Teks yang Diberikan
↓
Ada Pelanggaran HAM dalam Pelarangan Alat Tangkap Cantrang?

 

 

Pelanggaran hak asasi manusia (HAM) dalam praktik usaha perikanan di Indonesia diduga kuat telah terjadi sejak waktu yang lama. Praktik tersebut, terutama terjadi dalam penyusunan dan pelaksanaan peraturan yang dibuat Kementerian Kelautan dan Perikanan (KKP). Salah satunya, adalah pembuatan dan implementasi peraturan pelarangan alat penangkapan ikan (API) yang dinilai merusak lingkungan.

Komisioner Komisi Nasional HAM (Komnas HAM) Maneger Nasution di Jakarta, Kamis (5/10/207) menjelaskan, jika memang KKP ingin menerapkan peraturan tentang pelarangan cantrang dan alat tangkap lainnya, maka sebaiknya dilakukan kajian mendalam kembali tentang alat tangkap mana yang harus dilarang dan tidak.
↑
Materi
↓
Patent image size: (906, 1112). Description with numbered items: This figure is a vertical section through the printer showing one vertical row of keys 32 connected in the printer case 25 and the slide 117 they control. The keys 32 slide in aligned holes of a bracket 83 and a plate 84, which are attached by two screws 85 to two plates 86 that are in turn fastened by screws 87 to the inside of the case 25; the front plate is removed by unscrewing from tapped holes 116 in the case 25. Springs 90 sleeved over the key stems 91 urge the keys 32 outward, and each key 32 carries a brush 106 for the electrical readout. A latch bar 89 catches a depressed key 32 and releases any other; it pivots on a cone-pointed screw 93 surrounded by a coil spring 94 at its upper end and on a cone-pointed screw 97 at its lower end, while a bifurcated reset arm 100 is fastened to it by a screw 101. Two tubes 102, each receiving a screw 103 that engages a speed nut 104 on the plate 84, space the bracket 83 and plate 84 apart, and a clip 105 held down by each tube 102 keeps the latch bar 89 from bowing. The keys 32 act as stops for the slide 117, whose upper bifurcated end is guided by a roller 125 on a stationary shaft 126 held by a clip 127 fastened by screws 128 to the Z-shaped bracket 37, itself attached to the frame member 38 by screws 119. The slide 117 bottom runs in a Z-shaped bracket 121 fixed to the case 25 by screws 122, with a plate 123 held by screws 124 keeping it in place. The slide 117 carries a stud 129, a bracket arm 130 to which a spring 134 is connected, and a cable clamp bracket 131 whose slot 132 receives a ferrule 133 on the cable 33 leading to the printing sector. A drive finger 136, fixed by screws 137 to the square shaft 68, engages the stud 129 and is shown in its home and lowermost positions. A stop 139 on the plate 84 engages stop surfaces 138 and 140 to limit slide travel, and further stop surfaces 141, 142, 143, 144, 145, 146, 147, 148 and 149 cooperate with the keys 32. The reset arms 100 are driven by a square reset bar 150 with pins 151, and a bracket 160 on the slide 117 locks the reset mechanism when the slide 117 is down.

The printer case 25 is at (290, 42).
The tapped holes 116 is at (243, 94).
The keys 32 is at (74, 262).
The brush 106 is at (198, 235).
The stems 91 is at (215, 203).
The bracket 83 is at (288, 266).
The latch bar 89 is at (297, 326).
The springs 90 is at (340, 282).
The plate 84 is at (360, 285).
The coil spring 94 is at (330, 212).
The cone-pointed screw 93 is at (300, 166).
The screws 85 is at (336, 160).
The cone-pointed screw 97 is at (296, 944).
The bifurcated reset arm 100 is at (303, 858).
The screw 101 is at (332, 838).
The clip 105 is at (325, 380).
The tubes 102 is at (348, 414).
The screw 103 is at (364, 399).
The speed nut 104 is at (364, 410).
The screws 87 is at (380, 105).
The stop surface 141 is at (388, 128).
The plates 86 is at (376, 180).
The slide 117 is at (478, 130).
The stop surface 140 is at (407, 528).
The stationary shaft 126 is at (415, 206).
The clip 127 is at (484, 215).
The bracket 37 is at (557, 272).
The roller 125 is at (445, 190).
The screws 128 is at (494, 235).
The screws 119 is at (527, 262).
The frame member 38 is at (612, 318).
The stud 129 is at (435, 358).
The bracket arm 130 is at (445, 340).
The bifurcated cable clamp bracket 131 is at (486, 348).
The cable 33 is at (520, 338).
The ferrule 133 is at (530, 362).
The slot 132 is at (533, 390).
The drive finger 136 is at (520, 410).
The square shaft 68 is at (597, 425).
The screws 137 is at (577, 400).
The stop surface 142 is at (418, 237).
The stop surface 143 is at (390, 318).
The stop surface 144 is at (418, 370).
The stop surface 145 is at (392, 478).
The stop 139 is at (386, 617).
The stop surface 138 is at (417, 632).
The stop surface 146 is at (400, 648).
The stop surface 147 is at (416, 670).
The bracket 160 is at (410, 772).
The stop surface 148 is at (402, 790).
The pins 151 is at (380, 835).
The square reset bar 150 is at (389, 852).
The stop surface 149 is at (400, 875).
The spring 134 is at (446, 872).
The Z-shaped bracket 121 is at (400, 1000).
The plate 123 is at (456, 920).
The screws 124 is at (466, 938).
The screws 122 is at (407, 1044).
↑
Tugas yang Dikerjakan
1. Tulis ulang bagian teks tentang larangan cantrang dari "Pelanggaran hak asasi" sampai "dinilai merusak lingkungan.", lalu ganti "usaha perikanan" dengan "sektor perikanan".
2. Ringkas paragraf teks tentang larangan cantrang yang diawali "Pelanggaran hak asasi manusia (HAM) dalam praktik" menjadi lebih pendek tanpa menghilangkan fakta utamanya.
3. Teruskan teks tentang larangan cantrang mulai setelah kalimat terakhir yang tersedia.
Materi di atas sama sekali tidak digunakan.

Jawaban Setiap Tugas
1.
Pelanggaran hak asasi manusia (HAM) dalam praktik sektor perikanan di Indonesia diduga kuat telah terjadi sejak waktu yang lama. Praktik tersebut, terutama terjadi dalam penyusunan dan pelaksanaan peraturan yang dibuat Kementerian Kelautan dan Perikanan (KKP). Salah satunya, adalah pembuatan dan implementasi peraturan pelarangan alat penangkapan ikan (API) yang dinilai merusak lingkungan.

2. Pelanggaran HAM dalam usaha perikanan di Indonesia diduga kuat sudah lama terjadi, terutama dalam penyusunan dan pelaksanaan peraturan KKP. Salah satu contohnya adalah peraturan pelarangan alat penangkapan ikan yang dinilai merusak lingkungan.

3.
“Kita memberikan rekomendasi kepada Pemerintah RI, dalam hal ini KKP, sesuai dengan Undang-Undang Nomor 39 Tahun 1999 tentang Hak Asasi Manusia, khususnya Pasal 89 Ayat (3) terkait fungsi pemantauan dan penyelidikan,” jelas dia.

(baca : Nelayan Cantrang Bebas dari Pidana di Atas Laut, Tapi ….)

Adapun, rekomendasi yang disebut Maneger, ada tiga poin. Pertama, Komnas HAM meminta kepada Pemerintah RI utuk segera membentuk Tim Independen guna melakukan kajian terkait dampak penggunaan cantrang sebagai salah satu alat penangkap ikan. Kajian diharapkan paling lambat 2 (dua) bulan setelah disampaikannya rekomendasi ini.

Kedua, Komnas HAM meminta kepada Pemerintah RI untuk membuka forum dialog seluas-luasnya dengan masyarakat yang mengalami dampak dari penerapan aturan tersebut. Ketiga, Komnas HAM meminta kepada Pemerintah RI untuk melakukan pemenuhan hak-hak masyarakat yang mengalami dampak dari penerapan kebijakan KKP RI tersebut.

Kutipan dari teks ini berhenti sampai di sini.